▶ _What is needed_:
Find the word "values" in the material below and gather every line that contains it.
___ Records supplied
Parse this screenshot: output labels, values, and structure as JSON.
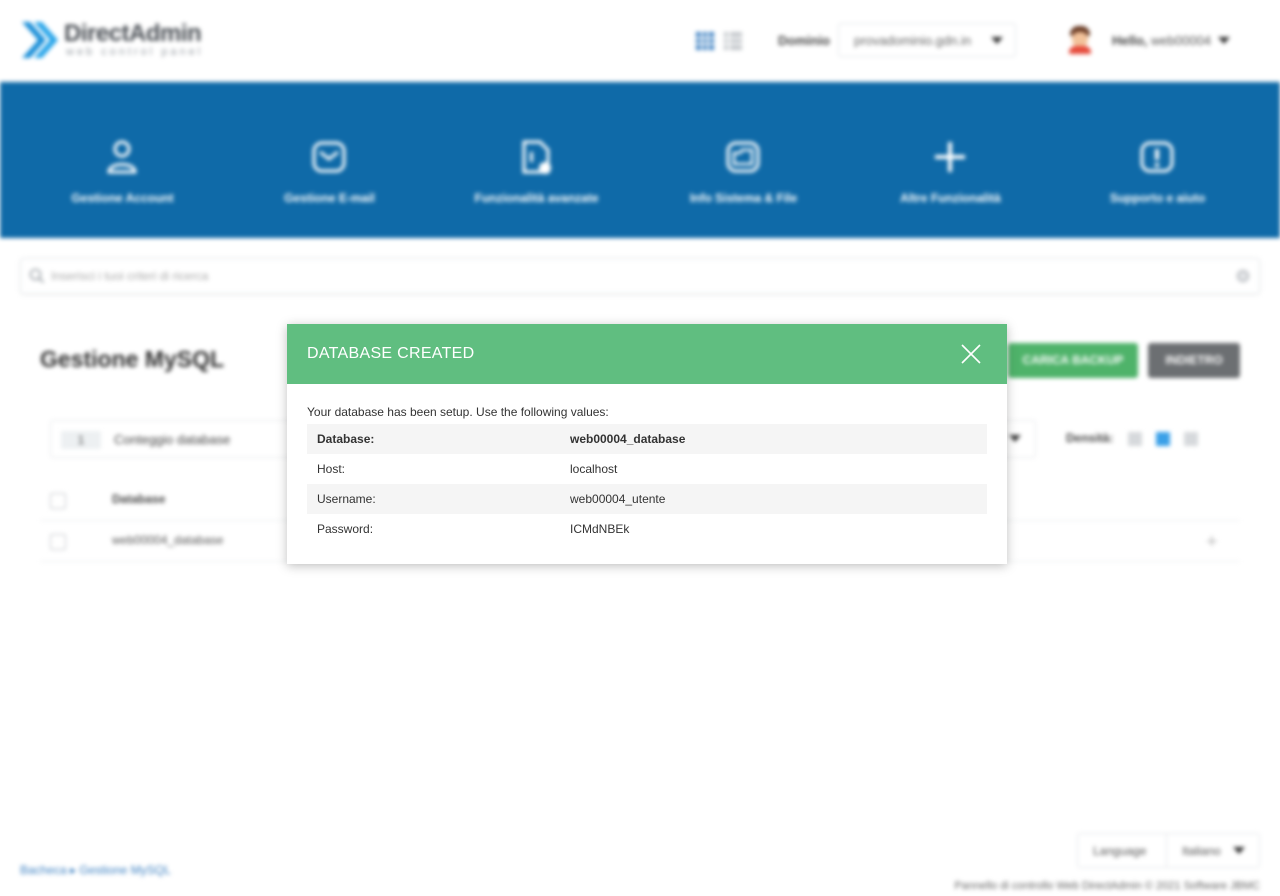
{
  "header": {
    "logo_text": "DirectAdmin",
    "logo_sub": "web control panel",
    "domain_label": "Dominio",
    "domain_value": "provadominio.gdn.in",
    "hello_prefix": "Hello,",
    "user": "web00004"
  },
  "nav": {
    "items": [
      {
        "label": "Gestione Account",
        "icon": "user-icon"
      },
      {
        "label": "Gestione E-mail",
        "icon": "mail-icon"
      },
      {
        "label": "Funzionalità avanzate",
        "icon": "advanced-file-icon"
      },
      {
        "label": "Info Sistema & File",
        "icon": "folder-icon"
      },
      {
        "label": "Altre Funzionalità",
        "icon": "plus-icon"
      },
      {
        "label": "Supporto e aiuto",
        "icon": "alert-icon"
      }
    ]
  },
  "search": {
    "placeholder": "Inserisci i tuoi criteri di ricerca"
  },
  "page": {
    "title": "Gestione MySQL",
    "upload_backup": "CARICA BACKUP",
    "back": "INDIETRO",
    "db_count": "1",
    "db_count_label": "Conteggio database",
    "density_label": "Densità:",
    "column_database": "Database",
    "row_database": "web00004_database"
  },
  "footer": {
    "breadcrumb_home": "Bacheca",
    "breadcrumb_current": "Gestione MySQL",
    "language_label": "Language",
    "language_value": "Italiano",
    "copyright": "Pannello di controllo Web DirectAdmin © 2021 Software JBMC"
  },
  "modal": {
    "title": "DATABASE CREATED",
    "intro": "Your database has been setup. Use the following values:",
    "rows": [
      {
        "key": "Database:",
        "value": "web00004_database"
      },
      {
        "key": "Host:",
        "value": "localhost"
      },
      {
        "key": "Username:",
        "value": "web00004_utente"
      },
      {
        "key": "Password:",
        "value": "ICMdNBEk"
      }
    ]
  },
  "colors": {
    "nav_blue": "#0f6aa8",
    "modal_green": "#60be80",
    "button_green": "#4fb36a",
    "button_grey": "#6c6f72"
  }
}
______
___ Records supplied
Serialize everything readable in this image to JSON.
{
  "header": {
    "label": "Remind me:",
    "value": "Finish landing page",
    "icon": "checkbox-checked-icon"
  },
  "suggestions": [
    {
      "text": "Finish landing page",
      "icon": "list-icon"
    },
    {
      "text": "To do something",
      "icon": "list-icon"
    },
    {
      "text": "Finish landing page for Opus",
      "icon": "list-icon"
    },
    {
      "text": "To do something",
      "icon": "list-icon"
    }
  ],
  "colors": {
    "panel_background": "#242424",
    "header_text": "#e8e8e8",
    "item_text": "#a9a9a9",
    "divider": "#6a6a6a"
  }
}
______
▶ _Solution_:
Parse this screenshot: output labels, values, and structure as JSON.
    "intro": "Your database has been setup. Use the following values:",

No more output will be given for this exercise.